**Short problem:**
Copy all lines of the listing that include the string "proxy".

**Materials provided:**
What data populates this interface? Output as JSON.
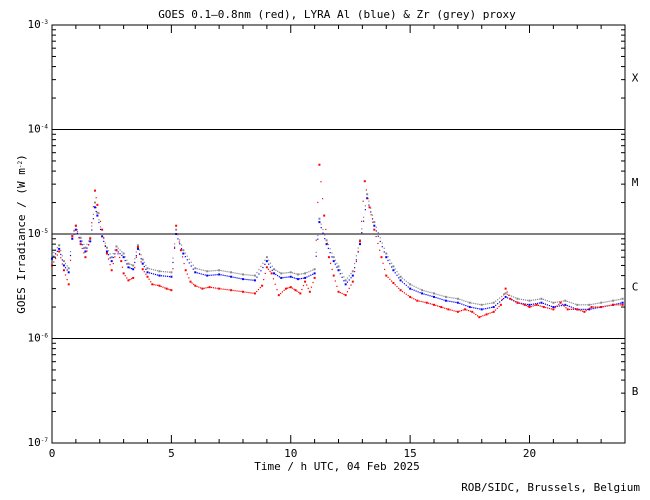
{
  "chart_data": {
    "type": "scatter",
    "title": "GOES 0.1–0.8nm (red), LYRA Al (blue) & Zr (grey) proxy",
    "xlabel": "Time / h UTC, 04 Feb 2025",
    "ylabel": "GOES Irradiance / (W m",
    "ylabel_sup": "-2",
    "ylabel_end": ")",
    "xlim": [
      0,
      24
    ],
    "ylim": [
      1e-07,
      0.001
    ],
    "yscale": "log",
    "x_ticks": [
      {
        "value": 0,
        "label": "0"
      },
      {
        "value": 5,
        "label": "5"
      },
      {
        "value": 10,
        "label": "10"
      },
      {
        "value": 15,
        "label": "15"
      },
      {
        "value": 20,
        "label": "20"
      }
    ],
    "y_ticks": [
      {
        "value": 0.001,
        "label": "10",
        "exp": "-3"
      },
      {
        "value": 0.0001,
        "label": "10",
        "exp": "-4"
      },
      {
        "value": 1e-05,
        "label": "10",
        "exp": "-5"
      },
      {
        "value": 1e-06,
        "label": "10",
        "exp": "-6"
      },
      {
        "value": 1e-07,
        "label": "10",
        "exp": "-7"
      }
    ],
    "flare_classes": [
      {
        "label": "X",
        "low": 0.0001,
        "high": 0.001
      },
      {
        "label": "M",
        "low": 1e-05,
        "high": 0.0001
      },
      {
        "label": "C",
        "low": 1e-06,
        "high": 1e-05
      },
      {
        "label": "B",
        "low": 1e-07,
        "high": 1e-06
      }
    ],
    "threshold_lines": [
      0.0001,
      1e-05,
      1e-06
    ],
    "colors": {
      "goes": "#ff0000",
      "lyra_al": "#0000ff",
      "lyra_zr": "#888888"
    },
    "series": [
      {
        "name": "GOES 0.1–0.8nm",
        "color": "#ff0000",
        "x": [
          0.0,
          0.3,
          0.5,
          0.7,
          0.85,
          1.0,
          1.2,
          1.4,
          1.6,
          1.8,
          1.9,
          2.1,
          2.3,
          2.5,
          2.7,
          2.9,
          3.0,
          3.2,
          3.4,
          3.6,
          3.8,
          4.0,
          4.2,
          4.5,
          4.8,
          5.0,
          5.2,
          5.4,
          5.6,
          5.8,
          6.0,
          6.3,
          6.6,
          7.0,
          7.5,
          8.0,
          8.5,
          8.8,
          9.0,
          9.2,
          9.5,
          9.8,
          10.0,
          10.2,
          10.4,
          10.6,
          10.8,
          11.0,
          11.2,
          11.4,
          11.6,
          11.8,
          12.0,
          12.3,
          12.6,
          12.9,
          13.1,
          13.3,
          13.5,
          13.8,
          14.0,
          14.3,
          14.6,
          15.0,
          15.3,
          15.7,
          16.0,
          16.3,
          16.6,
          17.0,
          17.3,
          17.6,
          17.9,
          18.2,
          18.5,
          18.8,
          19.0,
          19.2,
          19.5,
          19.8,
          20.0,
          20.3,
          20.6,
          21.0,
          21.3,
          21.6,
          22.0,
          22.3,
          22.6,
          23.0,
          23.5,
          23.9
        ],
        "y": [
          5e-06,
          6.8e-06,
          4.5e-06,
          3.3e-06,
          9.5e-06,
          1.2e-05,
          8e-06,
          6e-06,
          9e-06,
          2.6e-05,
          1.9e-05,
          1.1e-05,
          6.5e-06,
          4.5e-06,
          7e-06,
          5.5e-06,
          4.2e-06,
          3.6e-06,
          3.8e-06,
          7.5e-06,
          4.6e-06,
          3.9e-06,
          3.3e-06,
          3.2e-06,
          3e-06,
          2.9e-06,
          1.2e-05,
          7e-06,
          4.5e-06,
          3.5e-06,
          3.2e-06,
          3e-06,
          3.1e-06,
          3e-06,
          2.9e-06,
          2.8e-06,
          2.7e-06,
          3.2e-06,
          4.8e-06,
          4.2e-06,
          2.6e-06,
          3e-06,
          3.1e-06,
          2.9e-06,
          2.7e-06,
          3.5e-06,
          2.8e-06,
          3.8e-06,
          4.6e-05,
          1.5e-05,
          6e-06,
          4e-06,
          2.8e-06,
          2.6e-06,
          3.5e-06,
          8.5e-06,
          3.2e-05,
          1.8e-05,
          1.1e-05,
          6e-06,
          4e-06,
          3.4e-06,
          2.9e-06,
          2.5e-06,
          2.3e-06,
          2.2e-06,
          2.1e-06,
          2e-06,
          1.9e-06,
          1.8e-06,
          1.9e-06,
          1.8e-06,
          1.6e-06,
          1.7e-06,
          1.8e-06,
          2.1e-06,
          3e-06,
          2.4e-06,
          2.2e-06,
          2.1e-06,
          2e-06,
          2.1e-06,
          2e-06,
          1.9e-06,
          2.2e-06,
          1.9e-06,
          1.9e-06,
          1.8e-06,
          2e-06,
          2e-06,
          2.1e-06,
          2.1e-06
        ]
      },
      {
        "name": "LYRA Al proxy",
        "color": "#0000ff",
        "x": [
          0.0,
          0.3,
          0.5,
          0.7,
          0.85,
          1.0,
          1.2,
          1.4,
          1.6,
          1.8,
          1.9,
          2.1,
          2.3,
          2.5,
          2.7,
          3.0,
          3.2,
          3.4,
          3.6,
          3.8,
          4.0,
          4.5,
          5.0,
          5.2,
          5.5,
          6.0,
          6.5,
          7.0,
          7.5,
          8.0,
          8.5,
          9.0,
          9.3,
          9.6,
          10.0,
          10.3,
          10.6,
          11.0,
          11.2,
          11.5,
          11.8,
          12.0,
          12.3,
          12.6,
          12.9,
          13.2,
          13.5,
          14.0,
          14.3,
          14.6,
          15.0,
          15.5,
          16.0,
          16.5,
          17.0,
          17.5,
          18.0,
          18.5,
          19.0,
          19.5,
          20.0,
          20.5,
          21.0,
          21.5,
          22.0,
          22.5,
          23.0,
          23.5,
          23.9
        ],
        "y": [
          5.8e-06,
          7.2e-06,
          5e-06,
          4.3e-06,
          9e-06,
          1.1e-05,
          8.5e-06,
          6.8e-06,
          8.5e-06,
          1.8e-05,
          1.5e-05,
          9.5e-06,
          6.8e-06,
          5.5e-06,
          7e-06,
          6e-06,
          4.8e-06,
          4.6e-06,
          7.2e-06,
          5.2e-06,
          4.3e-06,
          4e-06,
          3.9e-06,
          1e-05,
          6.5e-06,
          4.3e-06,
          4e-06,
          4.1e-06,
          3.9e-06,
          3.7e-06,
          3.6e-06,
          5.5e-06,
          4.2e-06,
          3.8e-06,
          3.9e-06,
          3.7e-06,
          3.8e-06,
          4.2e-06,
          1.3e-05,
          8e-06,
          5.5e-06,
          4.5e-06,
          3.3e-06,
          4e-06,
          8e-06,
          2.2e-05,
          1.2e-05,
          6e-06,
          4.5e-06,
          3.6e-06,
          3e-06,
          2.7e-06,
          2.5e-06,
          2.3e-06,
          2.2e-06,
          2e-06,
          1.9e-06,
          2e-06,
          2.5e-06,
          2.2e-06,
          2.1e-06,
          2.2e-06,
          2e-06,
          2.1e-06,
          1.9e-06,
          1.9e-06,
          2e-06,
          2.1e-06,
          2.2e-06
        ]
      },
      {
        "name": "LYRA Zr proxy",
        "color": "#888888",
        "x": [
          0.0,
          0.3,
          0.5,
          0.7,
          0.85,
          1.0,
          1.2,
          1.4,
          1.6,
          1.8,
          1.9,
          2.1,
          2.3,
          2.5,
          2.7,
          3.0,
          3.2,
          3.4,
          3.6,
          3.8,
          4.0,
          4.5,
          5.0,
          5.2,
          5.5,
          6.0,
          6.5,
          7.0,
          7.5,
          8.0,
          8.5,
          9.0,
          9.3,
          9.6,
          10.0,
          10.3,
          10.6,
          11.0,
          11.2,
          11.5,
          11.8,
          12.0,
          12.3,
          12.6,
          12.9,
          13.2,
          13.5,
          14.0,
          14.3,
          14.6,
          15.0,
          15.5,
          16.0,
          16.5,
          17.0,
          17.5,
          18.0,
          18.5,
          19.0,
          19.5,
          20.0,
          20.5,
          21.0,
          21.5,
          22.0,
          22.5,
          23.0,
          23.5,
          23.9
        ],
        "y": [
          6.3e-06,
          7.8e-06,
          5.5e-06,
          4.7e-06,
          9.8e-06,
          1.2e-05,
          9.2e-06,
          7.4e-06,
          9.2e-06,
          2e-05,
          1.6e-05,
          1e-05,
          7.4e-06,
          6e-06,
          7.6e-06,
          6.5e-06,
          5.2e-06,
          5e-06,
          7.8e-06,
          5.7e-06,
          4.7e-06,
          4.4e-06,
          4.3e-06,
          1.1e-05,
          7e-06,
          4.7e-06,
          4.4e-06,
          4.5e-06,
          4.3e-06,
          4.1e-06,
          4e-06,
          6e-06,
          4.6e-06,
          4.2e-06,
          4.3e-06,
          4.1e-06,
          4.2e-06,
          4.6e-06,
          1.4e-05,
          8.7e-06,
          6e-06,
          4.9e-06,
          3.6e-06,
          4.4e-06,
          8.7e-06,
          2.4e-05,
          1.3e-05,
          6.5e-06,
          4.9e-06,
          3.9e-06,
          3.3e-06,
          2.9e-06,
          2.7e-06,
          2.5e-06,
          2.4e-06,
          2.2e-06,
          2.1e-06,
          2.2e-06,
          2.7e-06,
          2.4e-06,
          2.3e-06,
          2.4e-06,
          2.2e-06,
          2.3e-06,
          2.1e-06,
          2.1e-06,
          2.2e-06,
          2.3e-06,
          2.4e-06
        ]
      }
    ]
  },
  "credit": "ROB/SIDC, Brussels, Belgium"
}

---

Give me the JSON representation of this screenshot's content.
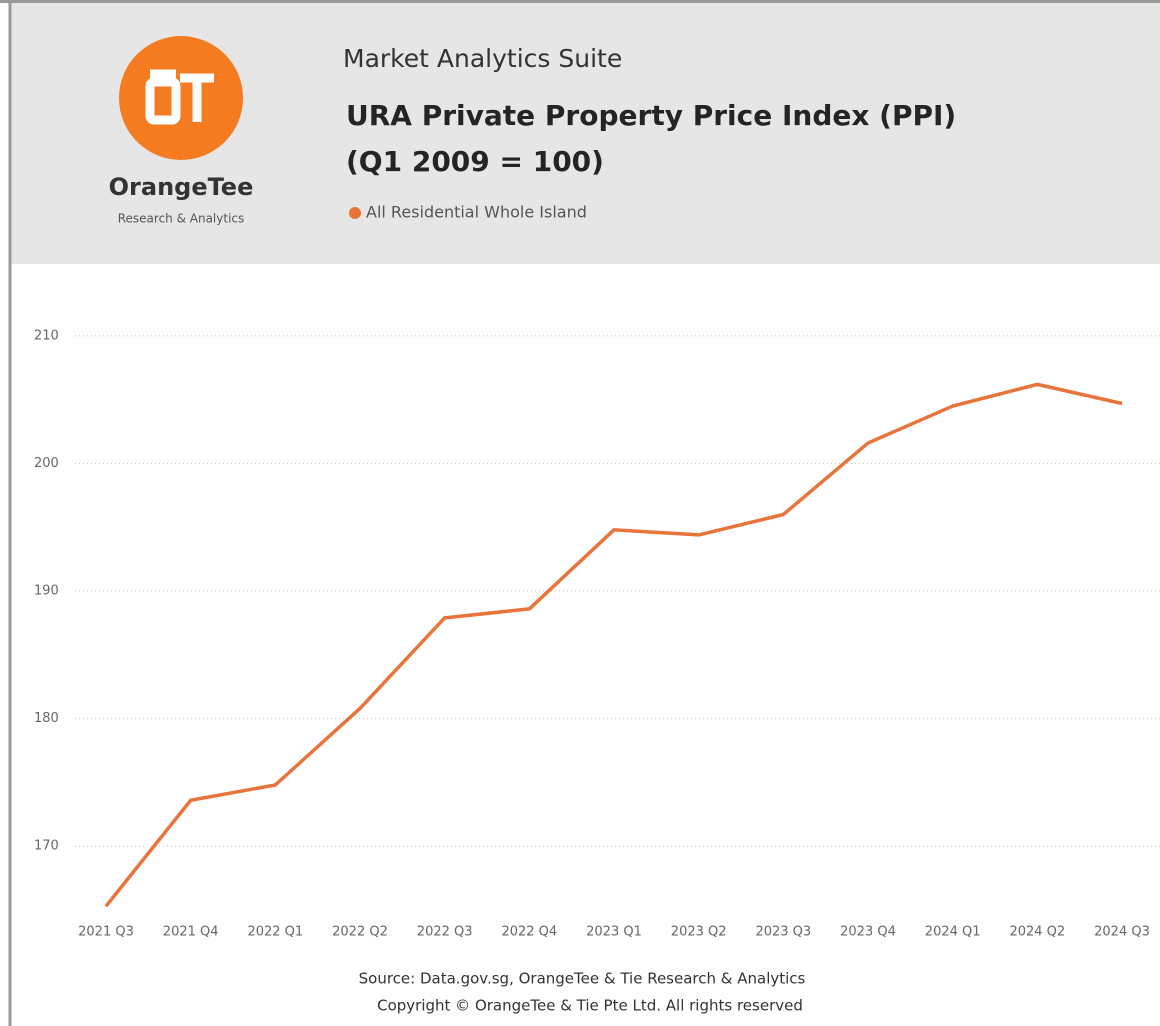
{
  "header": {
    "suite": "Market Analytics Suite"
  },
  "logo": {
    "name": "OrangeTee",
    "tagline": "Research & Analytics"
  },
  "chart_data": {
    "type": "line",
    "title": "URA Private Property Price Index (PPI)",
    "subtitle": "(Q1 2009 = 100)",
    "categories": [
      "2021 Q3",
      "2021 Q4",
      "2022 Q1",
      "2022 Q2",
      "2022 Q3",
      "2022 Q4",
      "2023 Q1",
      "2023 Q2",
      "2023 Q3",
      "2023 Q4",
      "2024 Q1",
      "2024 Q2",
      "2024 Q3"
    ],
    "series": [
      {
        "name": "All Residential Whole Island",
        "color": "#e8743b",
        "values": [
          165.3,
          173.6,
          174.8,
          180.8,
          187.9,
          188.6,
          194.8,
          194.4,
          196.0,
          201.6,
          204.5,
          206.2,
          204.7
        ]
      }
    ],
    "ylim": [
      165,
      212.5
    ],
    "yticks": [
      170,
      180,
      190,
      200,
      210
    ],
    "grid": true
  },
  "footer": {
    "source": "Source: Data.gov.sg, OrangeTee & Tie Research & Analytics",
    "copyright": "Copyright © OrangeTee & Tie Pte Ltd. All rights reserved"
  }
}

**Output of the exercise:**
    "title": "GOES 0.1–0.8nm (red), LYRA Al (blue) & Zr (grey) proxy",
        "name": "LYRA Al proxy",
        "name": "LYRA Zr proxy",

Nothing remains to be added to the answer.